— start of Raw records —

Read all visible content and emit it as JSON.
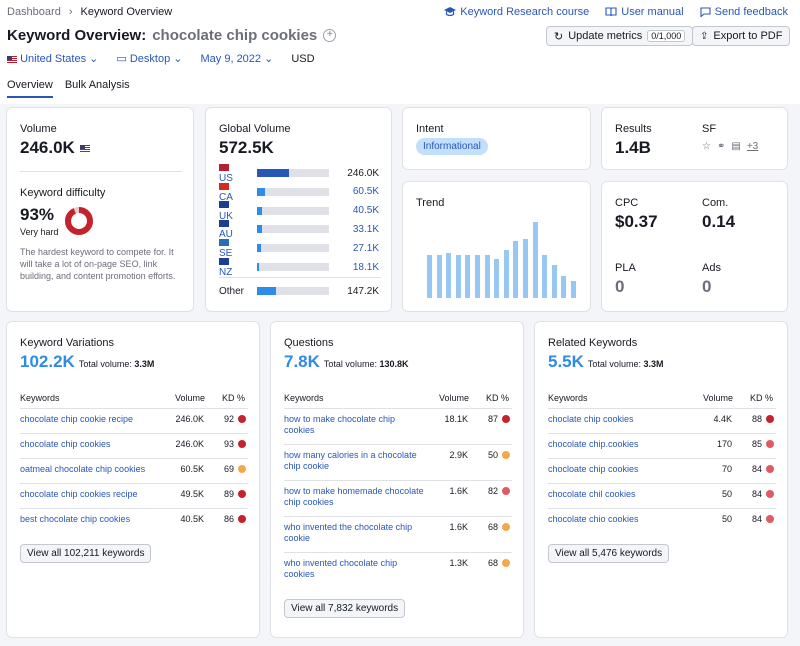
{
  "breadcrumb": [
    "Dashboard",
    "Keyword Overview"
  ],
  "top_links": {
    "course": "Keyword Research course",
    "manual": "User manual",
    "feedback": "Send feedback"
  },
  "title": {
    "prefix": "Keyword Overview:",
    "keyword": "chocolate chip cookies"
  },
  "buttons": {
    "update": "Update metrics",
    "update_count": "0/1,000",
    "export": "Export to PDF"
  },
  "filters": {
    "country": "United States",
    "device": "Desktop",
    "date": "May 9, 2022",
    "currency": "USD"
  },
  "tabs": [
    "Overview",
    "Bulk Analysis"
  ],
  "volume": {
    "label": "Volume",
    "value": "246.0K"
  },
  "kd": {
    "label": "Keyword difficulty",
    "value": "93%",
    "level": "Very hard",
    "percent": 93,
    "description": "The hardest keyword to compete for. It will take a lot of on-page SEO, link building, and content promotion efforts."
  },
  "global_volume": {
    "label": "Global Volume",
    "value": "572.5K",
    "rows": [
      {
        "code": "US",
        "value": "246.0K",
        "share": 0.43
      },
      {
        "code": "CA",
        "value": "60.5K",
        "share": 0.1
      },
      {
        "code": "UK",
        "value": "40.5K",
        "share": 0.07
      },
      {
        "code": "AU",
        "value": "33.1K",
        "share": 0.06
      },
      {
        "code": "SE",
        "value": "27.1K",
        "share": 0.05
      },
      {
        "code": "NZ",
        "value": "18.1K",
        "share": 0.03
      }
    ],
    "other": {
      "label": "Other",
      "value": "147.2K",
      "share": 0.26
    }
  },
  "intent": {
    "label": "Intent",
    "value": "Informational"
  },
  "results": {
    "label": "Results",
    "value": "1.4B"
  },
  "sf": {
    "label": "SF",
    "more": "+3"
  },
  "trend": {
    "label": "Trend",
    "values": [
      0.55,
      0.55,
      0.58,
      0.55,
      0.55,
      0.55,
      0.55,
      0.5,
      0.62,
      0.73,
      0.76,
      0.98,
      0.55,
      0.42,
      0.28,
      0.22
    ]
  },
  "cpc": {
    "label": "CPC",
    "value": "$0.37"
  },
  "com": {
    "label": "Com.",
    "value": "0.14"
  },
  "pla": {
    "label": "PLA",
    "value": "0"
  },
  "ads": {
    "label": "Ads",
    "value": "0"
  },
  "columns": {
    "keywords": "Keywords",
    "volume": "Volume",
    "kd": "KD %"
  },
  "variations": {
    "title": "Keyword Variations",
    "count": "102.2K",
    "total_label": "Total volume:",
    "total": "3.3M",
    "rows": [
      {
        "kw": "chocolate chip cookie recipe",
        "vol": "246.0K",
        "kd": "92",
        "color": "#c4232b"
      },
      {
        "kw": "chocolate chip cookies",
        "vol": "246.0K",
        "kd": "93",
        "color": "#c4232b"
      },
      {
        "kw": "oatmeal chocolate chip cookies",
        "vol": "60.5K",
        "kd": "69",
        "color": "#f3a94a"
      },
      {
        "kw": "chocolate chip cookies recipe",
        "vol": "49.5K",
        "kd": "89",
        "color": "#c4232b"
      },
      {
        "kw": "best chocolate chip cookies",
        "vol": "40.5K",
        "kd": "86",
        "color": "#c4232b"
      }
    ],
    "button": "View all 102,211 keywords"
  },
  "questions": {
    "title": "Questions",
    "count": "7.8K",
    "total_label": "Total volume:",
    "total": "130.8K",
    "rows": [
      {
        "kw": "how to make chocolate chip cookies",
        "vol": "18.1K",
        "kd": "87",
        "color": "#c4232b"
      },
      {
        "kw": "how many calories in a chocolate chip cookie",
        "vol": "2.9K",
        "kd": "50",
        "color": "#f3a94a"
      },
      {
        "kw": "how to make homemade chocolate chip cookies",
        "vol": "1.6K",
        "kd": "82",
        "color": "#e05a61"
      },
      {
        "kw": "who invented the chocolate chip cookie",
        "vol": "1.6K",
        "kd": "68",
        "color": "#f3a94a"
      },
      {
        "kw": "who invented chocolate chip cookies",
        "vol": "1.3K",
        "kd": "68",
        "color": "#f3a94a"
      }
    ],
    "button": "View all 7,832 keywords"
  },
  "related": {
    "title": "Related Keywords",
    "count": "5.5K",
    "total_label": "Total volume:",
    "total": "3.3M",
    "rows": [
      {
        "kw": "choclate chip cookies",
        "vol": "4.4K",
        "kd": "88",
        "color": "#c4232b"
      },
      {
        "kw": "chocolate chip.cookies",
        "vol": "170",
        "kd": "85",
        "color": "#e05a61"
      },
      {
        "kw": "chocloate chip cookies",
        "vol": "70",
        "kd": "84",
        "color": "#e05a61"
      },
      {
        "kw": "chocolate chil cookies",
        "vol": "50",
        "kd": "84",
        "color": "#e05a61"
      },
      {
        "kw": "chocolate chio cookies",
        "vol": "50",
        "kd": "84",
        "color": "#e05a61"
      }
    ],
    "button": "View all 5,476 keywords"
  }
}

— end of Raw records —

- To do
Pictures in the records above are left out; print everything else exactly as written.

- Task response
Read all visible content and emit it as JSON.
{
  "breadcrumb": [
    "Dashboard",
    "Keyword Overview"
  ],
  "top_links": {
    "course": "Keyword Research course",
    "manual": "User manual",
    "feedback": "Send feedback"
  },
  "title": {
    "prefix": "Keyword Overview:",
    "keyword": "chocolate chip cookies"
  },
  "buttons": {
    "update": "Update metrics",
    "update_count": "0/1,000",
    "export": "Export to PDF"
  },
  "filters": {
    "country": "United States",
    "device": "Desktop",
    "date": "May 9, 2022",
    "currency": "USD"
  },
  "tabs": [
    "Overview",
    "Bulk Analysis"
  ],
  "volume": {
    "label": "Volume",
    "value": "246.0K"
  },
  "kd": {
    "label": "Keyword difficulty",
    "value": "93%",
    "level": "Very hard",
    "percent": 93,
    "description": "The hardest keyword to compete for. It will take a lot of on-page SEO, link building, and content promotion efforts."
  },
  "global_volume": {
    "label": "Global Volume",
    "value": "572.5K",
    "rows": [
      {
        "code": "US",
        "value": "246.0K",
        "share": 0.43
      },
      {
        "code": "CA",
        "value": "60.5K",
        "share": 0.1
      },
      {
        "code": "UK",
        "value": "40.5K",
        "share": 0.07
      },
      {
        "code": "AU",
        "value": "33.1K",
        "share": 0.06
      },
      {
        "code": "SE",
        "value": "27.1K",
        "share": 0.05
      },
      {
        "code": "NZ",
        "value": "18.1K",
        "share": 0.03
      }
    ],
    "other": {
      "label": "Other",
      "value": "147.2K",
      "share": 0.26
    }
  },
  "intent": {
    "label": "Intent",
    "value": "Informational"
  },
  "results": {
    "label": "Results",
    "value": "1.4B"
  },
  "sf": {
    "label": "SF",
    "more": "+3"
  },
  "trend": {
    "label": "Trend",
    "values": [
      0.55,
      0.55,
      0.58,
      0.55,
      0.55,
      0.55,
      0.55,
      0.5,
      0.62,
      0.73,
      0.76,
      0.98,
      0.55,
      0.42,
      0.28,
      0.22
    ]
  },
  "cpc": {
    "label": "CPC",
    "value": "$0.37"
  },
  "com": {
    "label": "Com.",
    "value": "0.14"
  },
  "pla": {
    "label": "PLA",
    "value": "0"
  },
  "ads": {
    "label": "Ads",
    "value": "0"
  },
  "columns": {
    "keywords": "Keywords",
    "volume": "Volume",
    "kd": "KD %"
  },
  "variations": {
    "title": "Keyword Variations",
    "count": "102.2K",
    "total_label": "Total volume:",
    "total": "3.3M",
    "rows": [
      {
        "kw": "chocolate chip cookie recipe",
        "vol": "246.0K",
        "kd": "92",
        "color": "#c4232b"
      },
      {
        "kw": "chocolate chip cookies",
        "vol": "246.0K",
        "kd": "93",
        "color": "#c4232b"
      },
      {
        "kw": "oatmeal chocolate chip cookies",
        "vol": "60.5K",
        "kd": "69",
        "color": "#f3a94a"
      },
      {
        "kw": "chocolate chip cookies recipe",
        "vol": "49.5K",
        "kd": "89",
        "color": "#c4232b"
      },
      {
        "kw": "best chocolate chip cookies",
        "vol": "40.5K",
        "kd": "86",
        "color": "#c4232b"
      }
    ],
    "button": "View all 102,211 keywords"
  },
  "questions": {
    "title": "Questions",
    "count": "7.8K",
    "total_label": "Total volume:",
    "total": "130.8K",
    "rows": [
      {
        "kw": "how to make chocolate chip cookies",
        "vol": "18.1K",
        "kd": "87",
        "color": "#c4232b"
      },
      {
        "kw": "how many calories in a chocolate chip cookie",
        "vol": "2.9K",
        "kd": "50",
        "color": "#f3a94a"
      },
      {
        "kw": "how to make homemade chocolate chip cookies",
        "vol": "1.6K",
        "kd": "82",
        "color": "#e05a61"
      },
      {
        "kw": "who invented the chocolate chip cookie",
        "vol": "1.6K",
        "kd": "68",
        "color": "#f3a94a"
      },
      {
        "kw": "who invented chocolate chip cookies",
        "vol": "1.3K",
        "kd": "68",
        "color": "#f3a94a"
      }
    ],
    "button": "View all 7,832 keywords"
  },
  "related": {
    "title": "Related Keywords",
    "count": "5.5K",
    "total_label": "Total volume:",
    "total": "3.3M",
    "rows": [
      {
        "kw": "choclate chip cookies",
        "vol": "4.4K",
        "kd": "88",
        "color": "#c4232b"
      },
      {
        "kw": "chocolate chip.cookies",
        "vol": "170",
        "kd": "85",
        "color": "#e05a61"
      },
      {
        "kw": "chocloate chip cookies",
        "vol": "70",
        "kd": "84",
        "color": "#e05a61"
      },
      {
        "kw": "chocolate chil cookies",
        "vol": "50",
        "kd": "84",
        "color": "#e05a61"
      },
      {
        "kw": "chocolate chio cookies",
        "vol": "50",
        "kd": "84",
        "color": "#e05a61"
      }
    ],
    "button": "View all 5,476 keywords"
  }
}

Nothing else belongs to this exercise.